* **Text**
>>>
Monday, April 30, 2007

Aching back, Hot head! Not another fever!


Am sitting at my desk in the office just back from a meeting with one of the company's clients, by the way, i work as a client service executive in an advertising agency(i dont think i av mentioned this earlier)in Lagos.

My back is aching and my head is soooooooo hot, God! i hope its not malaria fever again! The last one wasnt funny at all. I seem to be getting this fever a lot frequently this days despite all the cans of Raid, Mortein and the like(all these mosquito killers never really do all they promise) i av spent so much money on lately.

I dont really have much to blog about just felt i havnt posted anything in a while and i had this overwhelming desire to put down something on my page(No slacking na).

Its 5.45pm here and about time i left the office but am just here sitting in front of my system with my aching back and head wishing i could just close my eyes and find myself in my bed at home without having to go thru the harrowing traffic on lagos roads but i know thats just wishful thinking as i have to get my ass out of here sooner than later and drive home. It actually gets worse as the day gets darker. This is one of those days i just wish i had a driver but i think am too young to have one anyway at least thats what my dad says.

Thank God tomorrow is another public holiday(May 1st, workers day). Am just going to lie in bed till late then later on head to the Palms mall in lekki to window shop with b.f, i need to get a new DVD player.

Dont know what else i will be doing but will just let the rest of the day play out, one thing i know for sure is dat i wont be taking any ice creams(still on my weight loss project o!)

My head is throbbing more and more, i just need to get outta here fast. Sorry guys, will continue blogging some other time. I pray i dont get really sick and have to stay indoors all day tomorrow. Pray for me too .

Bye.
Princess.

Tuesday, April 17, 2007

Another Selection Again O!


"E be like say them want to tell us another story again o!"

"E be like say them want to act another movie again o!'

"E be like say them want to do another deceiving again o!


The above are lines from Nigeria's young, budding musician-Tuface Idibia's song, Another story. The song was dedicated to all the corrupt politicians in Nigeria whose aims are to enrich themselves to the poor masses detriment.

Well, its election(abi na selection) time again for us in Nigeria. The gubernatorial and House of assembly elections held last saturday and i can tell you the elections were rife with rigging and all sorts of electoral malpractices. The ruling party-PDP kept true to their words that it would be a do or die affair.
<<<
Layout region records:
>>>
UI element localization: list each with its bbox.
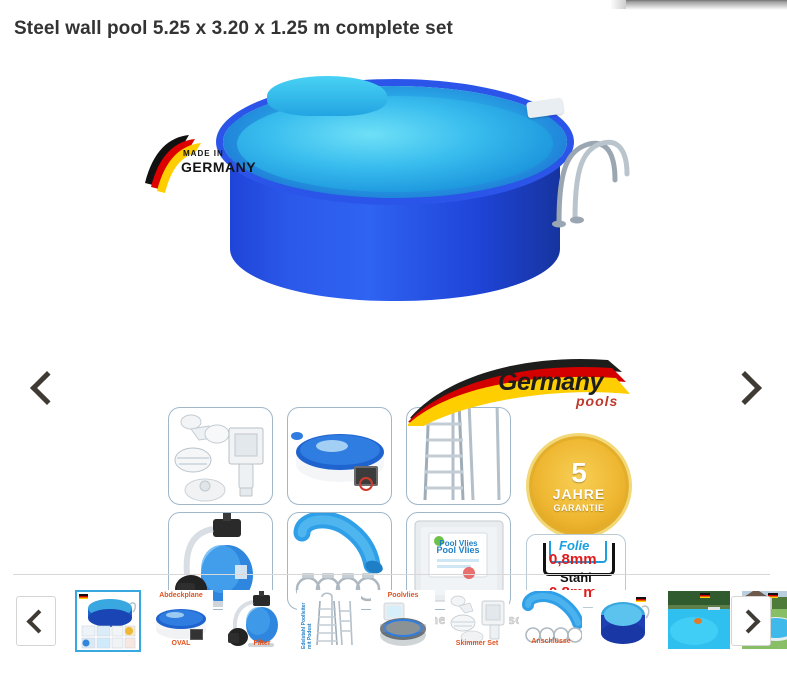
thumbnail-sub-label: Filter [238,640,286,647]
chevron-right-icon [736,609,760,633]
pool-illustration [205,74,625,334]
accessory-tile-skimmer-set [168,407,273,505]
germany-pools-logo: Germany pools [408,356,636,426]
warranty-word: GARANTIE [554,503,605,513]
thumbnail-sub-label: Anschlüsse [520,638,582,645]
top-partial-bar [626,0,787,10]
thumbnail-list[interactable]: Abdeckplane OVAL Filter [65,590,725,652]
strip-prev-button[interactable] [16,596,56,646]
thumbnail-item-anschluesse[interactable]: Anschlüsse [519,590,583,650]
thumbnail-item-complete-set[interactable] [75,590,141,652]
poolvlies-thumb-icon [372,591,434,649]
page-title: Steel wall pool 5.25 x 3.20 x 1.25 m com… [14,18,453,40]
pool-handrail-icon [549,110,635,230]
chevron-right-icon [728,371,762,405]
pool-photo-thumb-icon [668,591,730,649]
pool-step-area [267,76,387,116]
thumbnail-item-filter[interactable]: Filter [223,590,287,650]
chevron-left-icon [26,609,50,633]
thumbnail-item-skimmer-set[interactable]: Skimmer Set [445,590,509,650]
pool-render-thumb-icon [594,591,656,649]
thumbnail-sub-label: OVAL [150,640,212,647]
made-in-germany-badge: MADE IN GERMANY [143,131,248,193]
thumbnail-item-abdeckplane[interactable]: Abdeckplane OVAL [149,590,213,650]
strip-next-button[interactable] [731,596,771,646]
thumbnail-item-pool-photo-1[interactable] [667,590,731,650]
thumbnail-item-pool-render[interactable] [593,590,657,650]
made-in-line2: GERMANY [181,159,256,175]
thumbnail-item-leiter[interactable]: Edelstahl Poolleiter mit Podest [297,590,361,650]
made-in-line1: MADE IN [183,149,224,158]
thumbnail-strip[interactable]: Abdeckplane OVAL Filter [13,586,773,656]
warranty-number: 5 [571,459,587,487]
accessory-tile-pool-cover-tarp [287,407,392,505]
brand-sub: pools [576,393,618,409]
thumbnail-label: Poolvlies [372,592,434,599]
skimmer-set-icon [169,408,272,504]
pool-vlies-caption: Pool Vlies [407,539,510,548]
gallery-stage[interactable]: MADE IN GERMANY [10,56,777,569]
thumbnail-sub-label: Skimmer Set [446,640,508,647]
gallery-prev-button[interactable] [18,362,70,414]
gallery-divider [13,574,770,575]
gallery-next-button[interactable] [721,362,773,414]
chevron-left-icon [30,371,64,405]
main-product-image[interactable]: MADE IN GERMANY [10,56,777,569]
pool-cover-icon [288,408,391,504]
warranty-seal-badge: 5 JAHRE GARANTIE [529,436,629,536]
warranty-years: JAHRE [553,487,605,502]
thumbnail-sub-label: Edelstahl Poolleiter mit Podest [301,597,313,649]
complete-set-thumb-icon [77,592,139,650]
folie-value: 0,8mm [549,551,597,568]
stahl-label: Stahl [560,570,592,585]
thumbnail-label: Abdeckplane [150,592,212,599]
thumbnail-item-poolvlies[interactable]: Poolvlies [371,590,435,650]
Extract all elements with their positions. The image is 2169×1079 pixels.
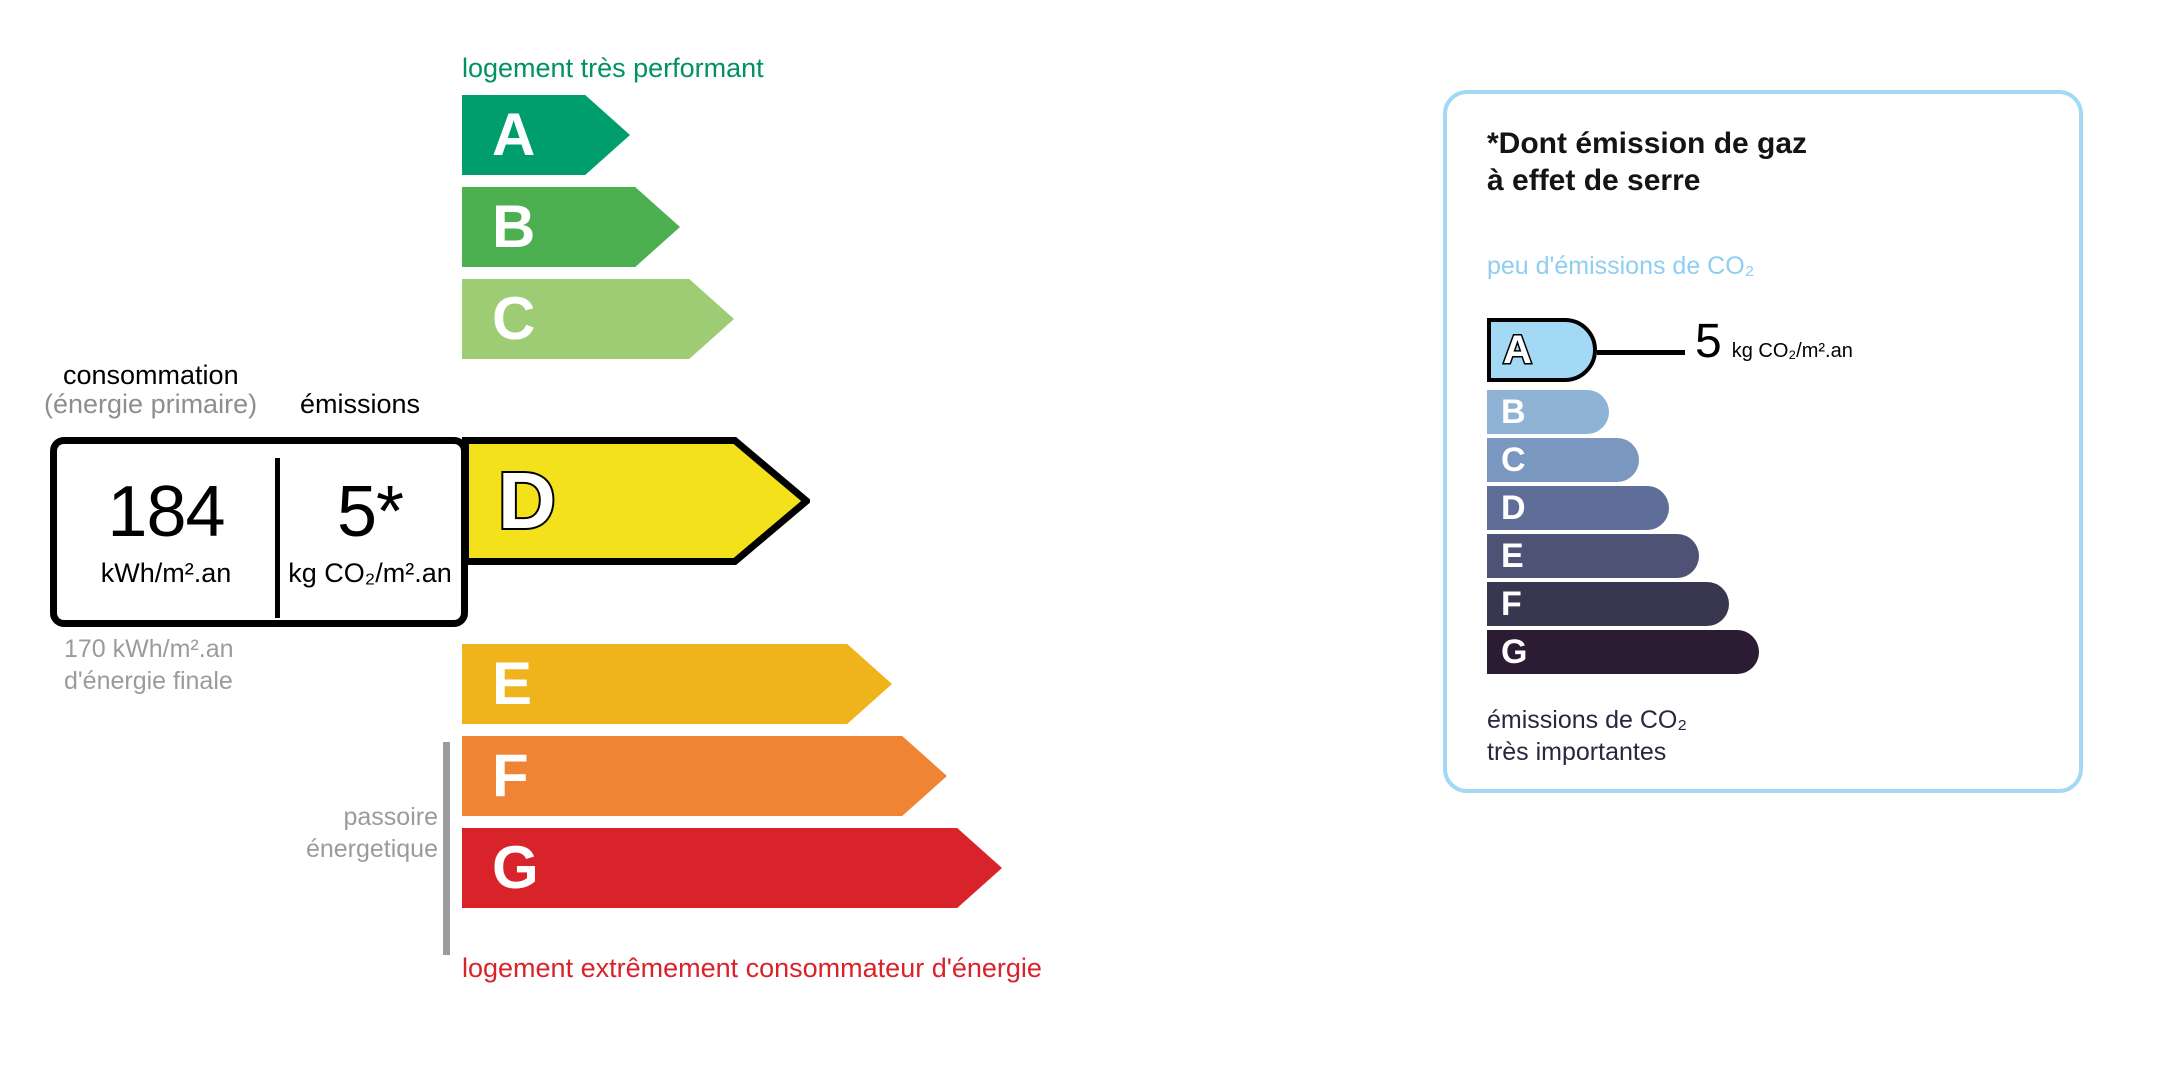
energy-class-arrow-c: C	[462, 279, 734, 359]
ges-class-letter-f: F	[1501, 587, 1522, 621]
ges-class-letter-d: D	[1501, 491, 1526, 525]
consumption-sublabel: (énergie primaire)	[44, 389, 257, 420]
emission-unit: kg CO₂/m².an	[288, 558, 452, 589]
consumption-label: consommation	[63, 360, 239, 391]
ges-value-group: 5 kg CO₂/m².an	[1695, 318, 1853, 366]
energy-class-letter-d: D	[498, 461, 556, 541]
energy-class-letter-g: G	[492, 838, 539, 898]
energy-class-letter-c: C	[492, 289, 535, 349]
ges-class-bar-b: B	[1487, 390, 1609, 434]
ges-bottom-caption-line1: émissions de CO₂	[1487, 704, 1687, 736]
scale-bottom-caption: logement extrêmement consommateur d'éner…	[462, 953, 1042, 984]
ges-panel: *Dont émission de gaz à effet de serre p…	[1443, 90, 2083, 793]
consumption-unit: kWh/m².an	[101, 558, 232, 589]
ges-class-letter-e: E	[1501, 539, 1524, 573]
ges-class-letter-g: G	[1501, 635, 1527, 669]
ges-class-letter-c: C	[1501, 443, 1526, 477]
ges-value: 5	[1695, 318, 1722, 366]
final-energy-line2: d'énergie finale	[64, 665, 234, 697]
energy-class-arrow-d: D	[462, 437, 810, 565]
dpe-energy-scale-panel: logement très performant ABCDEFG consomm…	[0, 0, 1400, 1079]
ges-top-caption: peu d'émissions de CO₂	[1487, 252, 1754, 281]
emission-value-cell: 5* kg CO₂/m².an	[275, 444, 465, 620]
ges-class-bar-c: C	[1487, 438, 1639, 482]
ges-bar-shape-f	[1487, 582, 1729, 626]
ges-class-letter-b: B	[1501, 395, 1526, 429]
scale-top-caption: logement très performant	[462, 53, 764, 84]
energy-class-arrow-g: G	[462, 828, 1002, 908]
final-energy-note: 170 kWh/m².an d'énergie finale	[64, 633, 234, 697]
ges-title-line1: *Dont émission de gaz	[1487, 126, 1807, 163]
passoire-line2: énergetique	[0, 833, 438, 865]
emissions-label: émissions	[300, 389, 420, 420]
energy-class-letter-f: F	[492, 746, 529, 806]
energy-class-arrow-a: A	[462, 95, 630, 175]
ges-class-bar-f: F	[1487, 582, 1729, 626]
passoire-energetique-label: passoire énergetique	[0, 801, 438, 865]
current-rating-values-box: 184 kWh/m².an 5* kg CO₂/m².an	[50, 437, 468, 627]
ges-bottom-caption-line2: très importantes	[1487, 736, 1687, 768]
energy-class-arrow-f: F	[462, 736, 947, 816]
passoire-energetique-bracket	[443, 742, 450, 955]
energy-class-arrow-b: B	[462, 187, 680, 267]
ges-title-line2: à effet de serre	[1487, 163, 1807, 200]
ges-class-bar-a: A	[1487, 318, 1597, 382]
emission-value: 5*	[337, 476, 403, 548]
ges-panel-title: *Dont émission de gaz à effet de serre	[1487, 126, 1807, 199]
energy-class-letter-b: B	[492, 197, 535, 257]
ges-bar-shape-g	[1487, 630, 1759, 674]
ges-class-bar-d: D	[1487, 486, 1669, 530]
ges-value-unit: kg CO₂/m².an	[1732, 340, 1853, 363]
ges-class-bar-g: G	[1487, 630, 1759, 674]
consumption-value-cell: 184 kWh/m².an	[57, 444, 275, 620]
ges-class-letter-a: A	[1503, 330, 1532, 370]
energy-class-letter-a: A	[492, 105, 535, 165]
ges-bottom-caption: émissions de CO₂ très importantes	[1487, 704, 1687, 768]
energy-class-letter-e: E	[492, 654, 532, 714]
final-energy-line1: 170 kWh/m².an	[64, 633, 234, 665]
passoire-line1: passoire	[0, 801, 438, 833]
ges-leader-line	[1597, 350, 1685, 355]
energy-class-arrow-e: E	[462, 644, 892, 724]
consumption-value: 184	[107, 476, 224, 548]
<<<
* **Your tasks**
(a) According to the blog, what job does the writer hold?
(b) Continue the blog from the point where it ends.

* **Exercise results**
(a) Client service executive in an advertising agency in Lagos.

(b)
Out of the 30 states in Nigeria, PDP won about 26 of them,ANPP won 2 states, AC won in one state and PPA won in one state. Even in states where it was so obvious that the people disliked the PDP candidates , they still won with LANDSLIDE victories.

Except for Lagos state where there is relative calm because PDP didnt succed in their plans to rig the elections and the candidate who won was the people's choice, in other states there are serious protests and demonstrations going on currently despite the police's intimidation. In Edo state for instance, the people came out en masse to vote for AC candidate, Oshiomole(Former Labour leader) but what did we see, the winner was denied his prize. The results claimed that Osunbor, the PDP candidate won with a landslide victory. Indeed! When the poor man came out to protest peacefully with his supporters, the Police arrested him!

When i look at the situation currently, i feel so sad and cant help but wonder "When will Nigerians be saved from the hands of these Charlatans???" . The President, the Electoral body(INEC) and the Police all connived to make sure that the decision of the people were thwarted.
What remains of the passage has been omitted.